• **TASK REQUIREMENTS**
Check each line for the string "subtitle". Give only the count of lines that have it.

• **SOURCE MATERIAL**
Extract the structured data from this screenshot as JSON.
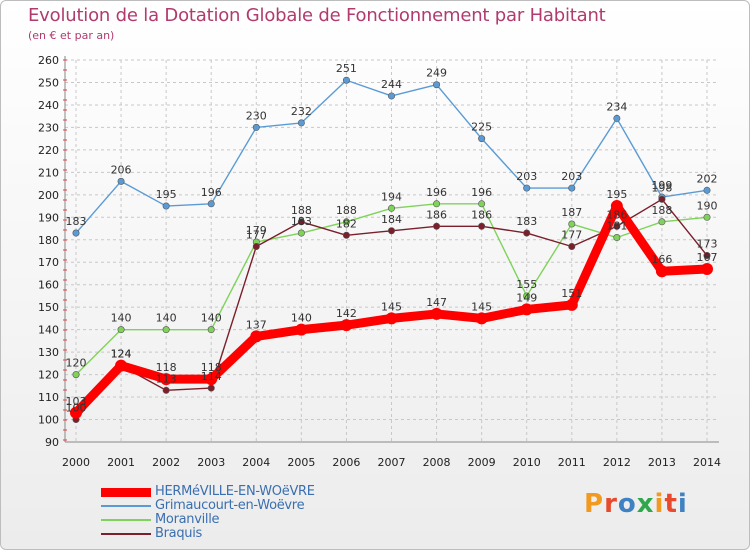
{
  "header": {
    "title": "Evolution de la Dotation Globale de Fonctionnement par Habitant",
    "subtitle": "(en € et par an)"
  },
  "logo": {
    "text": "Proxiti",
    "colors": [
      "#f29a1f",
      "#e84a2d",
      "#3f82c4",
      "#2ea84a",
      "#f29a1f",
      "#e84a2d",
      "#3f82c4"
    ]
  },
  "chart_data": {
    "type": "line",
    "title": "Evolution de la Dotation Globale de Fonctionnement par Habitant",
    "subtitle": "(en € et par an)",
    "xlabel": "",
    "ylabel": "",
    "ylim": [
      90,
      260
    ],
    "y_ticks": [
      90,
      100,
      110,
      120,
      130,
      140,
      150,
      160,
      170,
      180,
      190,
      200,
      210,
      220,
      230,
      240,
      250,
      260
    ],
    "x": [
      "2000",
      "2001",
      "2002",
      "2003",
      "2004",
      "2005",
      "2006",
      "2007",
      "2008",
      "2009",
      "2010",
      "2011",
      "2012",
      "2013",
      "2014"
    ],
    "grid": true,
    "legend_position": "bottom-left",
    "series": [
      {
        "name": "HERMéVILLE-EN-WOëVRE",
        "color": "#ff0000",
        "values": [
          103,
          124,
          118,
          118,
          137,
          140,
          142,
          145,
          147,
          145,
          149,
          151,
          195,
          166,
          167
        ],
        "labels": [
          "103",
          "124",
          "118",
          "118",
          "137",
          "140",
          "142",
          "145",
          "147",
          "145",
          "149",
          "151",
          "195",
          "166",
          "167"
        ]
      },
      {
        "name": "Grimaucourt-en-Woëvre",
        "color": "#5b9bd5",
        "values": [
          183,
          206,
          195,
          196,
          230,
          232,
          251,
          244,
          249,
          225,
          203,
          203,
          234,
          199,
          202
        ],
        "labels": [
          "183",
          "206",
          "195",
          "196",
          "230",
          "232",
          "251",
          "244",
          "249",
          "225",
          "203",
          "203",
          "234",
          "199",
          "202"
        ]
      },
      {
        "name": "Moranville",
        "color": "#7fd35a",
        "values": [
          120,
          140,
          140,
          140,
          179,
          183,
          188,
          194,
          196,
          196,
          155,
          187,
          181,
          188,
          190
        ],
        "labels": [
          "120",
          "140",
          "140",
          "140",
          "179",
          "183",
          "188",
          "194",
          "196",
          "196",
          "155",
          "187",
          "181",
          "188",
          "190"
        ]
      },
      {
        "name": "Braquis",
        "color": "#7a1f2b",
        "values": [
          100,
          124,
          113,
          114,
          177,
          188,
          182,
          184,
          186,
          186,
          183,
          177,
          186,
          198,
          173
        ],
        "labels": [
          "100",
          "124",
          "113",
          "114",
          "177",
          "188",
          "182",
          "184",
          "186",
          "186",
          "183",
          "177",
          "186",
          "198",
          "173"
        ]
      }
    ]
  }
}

• **THE RESULT**
2